## Given instruction
Repeat each entry as written and leave the images out of the copy.

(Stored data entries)
══════════

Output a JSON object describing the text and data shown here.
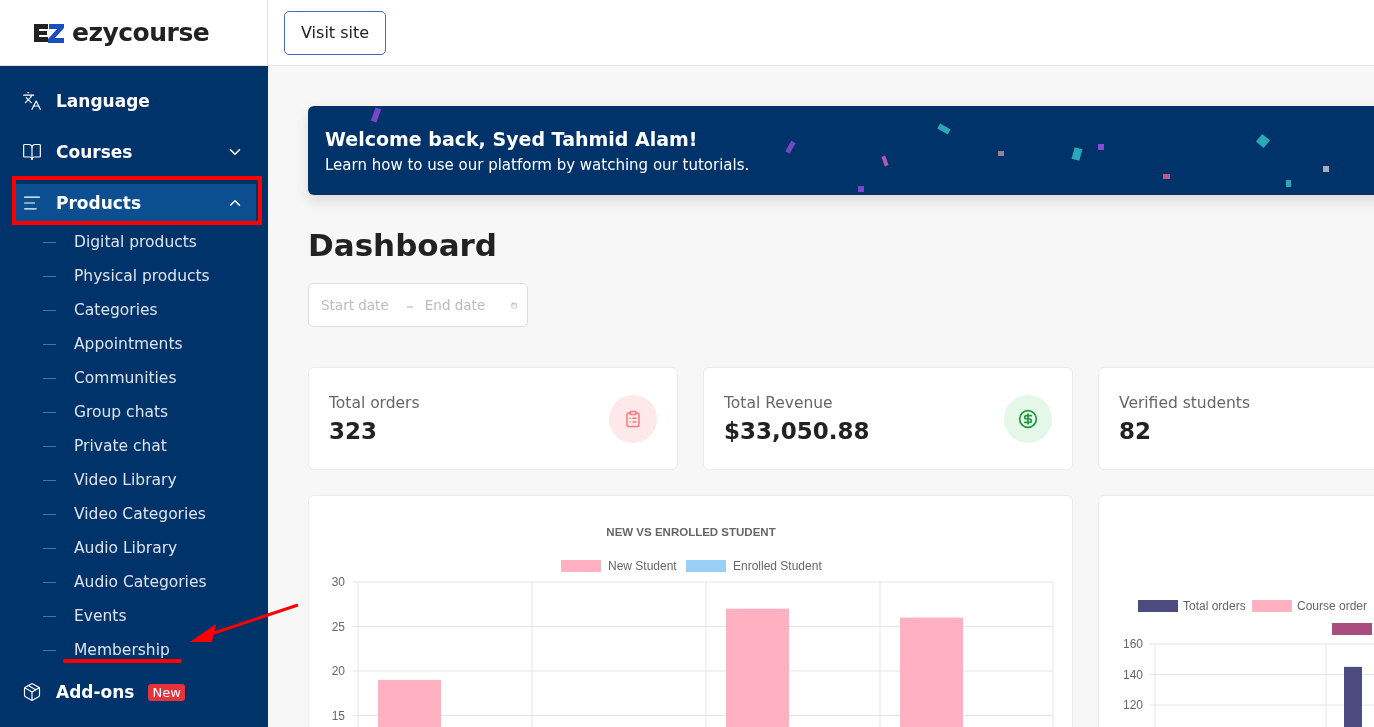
{
  "logo": {
    "text": "ezycourse"
  },
  "header": {
    "button": "Visit site"
  },
  "sidebar": {
    "items": [
      {
        "label": "Language",
        "kind": "language",
        "selected": false
      },
      {
        "label": "Courses",
        "kind": "courses",
        "expanded": false,
        "selected": false
      },
      {
        "label": "Products",
        "kind": "products",
        "expanded": true,
        "selected": true,
        "children": [
          {
            "label": "Digital products"
          },
          {
            "label": "Physical products"
          },
          {
            "label": "Categories"
          },
          {
            "label": "Appointments"
          },
          {
            "label": "Communities"
          },
          {
            "label": "Group chats"
          },
          {
            "label": "Private chat"
          },
          {
            "label": "Video Library"
          },
          {
            "label": "Video Categories"
          },
          {
            "label": "Audio Library"
          },
          {
            "label": "Audio Categories"
          },
          {
            "label": "Events"
          },
          {
            "label": "Membership"
          }
        ]
      },
      {
        "label": "Add-ons",
        "kind": "addons",
        "selected": false,
        "badge": "New"
      }
    ]
  },
  "banner": {
    "title": "Welcome back, Syed Tahmid Alam!",
    "subtitle": "Learn how to use our platform by watching our tutorials."
  },
  "page_title": "Dashboard",
  "date_range": {
    "start_placeholder": "Start date",
    "end_placeholder": "End date"
  },
  "stats": [
    {
      "label": "Total orders",
      "value": "323",
      "kind": "orders"
    },
    {
      "label": "Total Revenue",
      "value": "$33,050.88",
      "kind": "revenue"
    },
    {
      "label": "Verified students",
      "value": "82",
      "kind": "plain"
    }
  ],
  "charts": [
    {
      "chart_data": {
        "type": "bar",
        "title": "NEW VS ENROLLED STUDENT",
        "ylim": [
          15,
          30
        ],
        "yticks": [
          15,
          20,
          25,
          30
        ],
        "series": [
          {
            "name": "New Student",
            "color": "#ffb1c1",
            "values": [
              19,
              null,
              27,
              26
            ]
          },
          {
            "name": "Enrolled Student",
            "color": "#9ad0f5",
            "values": [
              null,
              null,
              null,
              null
            ]
          }
        ]
      }
    },
    {
      "chart_data": {
        "type": "bar",
        "ylim": [
          120,
          160
        ],
        "yticks": [
          120,
          140,
          160
        ],
        "series": [
          {
            "name": "Total orders",
            "color": "#4c4c80",
            "values": [
              null,
              145
            ]
          },
          {
            "name": "Course order",
            "color": "#ffb1c1",
            "values": [
              null,
              null
            ]
          },
          {
            "color": "#a94d7e",
            "values": [
              null,
              null
            ]
          }
        ]
      }
    }
  ]
}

══════════

## Completed task
Output a JSON object describing the text and data shown here.
{
  "logo": {
    "text": "ezycourse"
  },
  "header": {
    "button": "Visit site"
  },
  "sidebar": {
    "items": [
      {
        "label": "Language",
        "kind": "language",
        "selected": false
      },
      {
        "label": "Courses",
        "kind": "courses",
        "expanded": false,
        "selected": false
      },
      {
        "label": "Products",
        "kind": "products",
        "expanded": true,
        "selected": true,
        "children": [
          {
            "label": "Digital products"
          },
          {
            "label": "Physical products"
          },
          {
            "label": "Categories"
          },
          {
            "label": "Appointments"
          },
          {
            "label": "Communities"
          },
          {
            "label": "Group chats"
          },
          {
            "label": "Private chat"
          },
          {
            "label": "Video Library"
          },
          {
            "label": "Video Categories"
          },
          {
            "label": "Audio Library"
          },
          {
            "label": "Audio Categories"
          },
          {
            "label": "Events"
          },
          {
            "label": "Membership"
          }
        ]
      },
      {
        "label": "Add-ons",
        "kind": "addons",
        "selected": false,
        "badge": "New"
      }
    ]
  },
  "banner": {
    "title": "Welcome back, Syed Tahmid Alam!",
    "subtitle": "Learn how to use our platform by watching our tutorials."
  },
  "page_title": "Dashboard",
  "date_range": {
    "start_placeholder": "Start date",
    "end_placeholder": "End date"
  },
  "stats": [
    {
      "label": "Total orders",
      "value": "323",
      "kind": "orders"
    },
    {
      "label": "Total Revenue",
      "value": "$33,050.88",
      "kind": "revenue"
    },
    {
      "label": "Verified students",
      "value": "82",
      "kind": "plain"
    }
  ],
  "charts": [
    {
      "chart_data": {
        "type": "bar",
        "title": "NEW VS ENROLLED STUDENT",
        "ylim": [
          15,
          30
        ],
        "yticks": [
          15,
          20,
          25,
          30
        ],
        "series": [
          {
            "name": "New Student",
            "color": "#ffb1c1",
            "values": [
              19,
              null,
              27,
              26
            ]
          },
          {
            "name": "Enrolled Student",
            "color": "#9ad0f5",
            "values": [
              null,
              null,
              null,
              null
            ]
          }
        ]
      }
    },
    {
      "chart_data": {
        "type": "bar",
        "ylim": [
          120,
          160
        ],
        "yticks": [
          120,
          140,
          160
        ],
        "series": [
          {
            "name": "Total orders",
            "color": "#4c4c80",
            "values": [
              null,
              145
            ]
          },
          {
            "name": "Course order",
            "color": "#ffb1c1",
            "values": [
              null,
              null
            ]
          },
          {
            "color": "#a94d7e",
            "values": [
              null,
              null
            ]
          }
        ]
      }
    }
  ]
}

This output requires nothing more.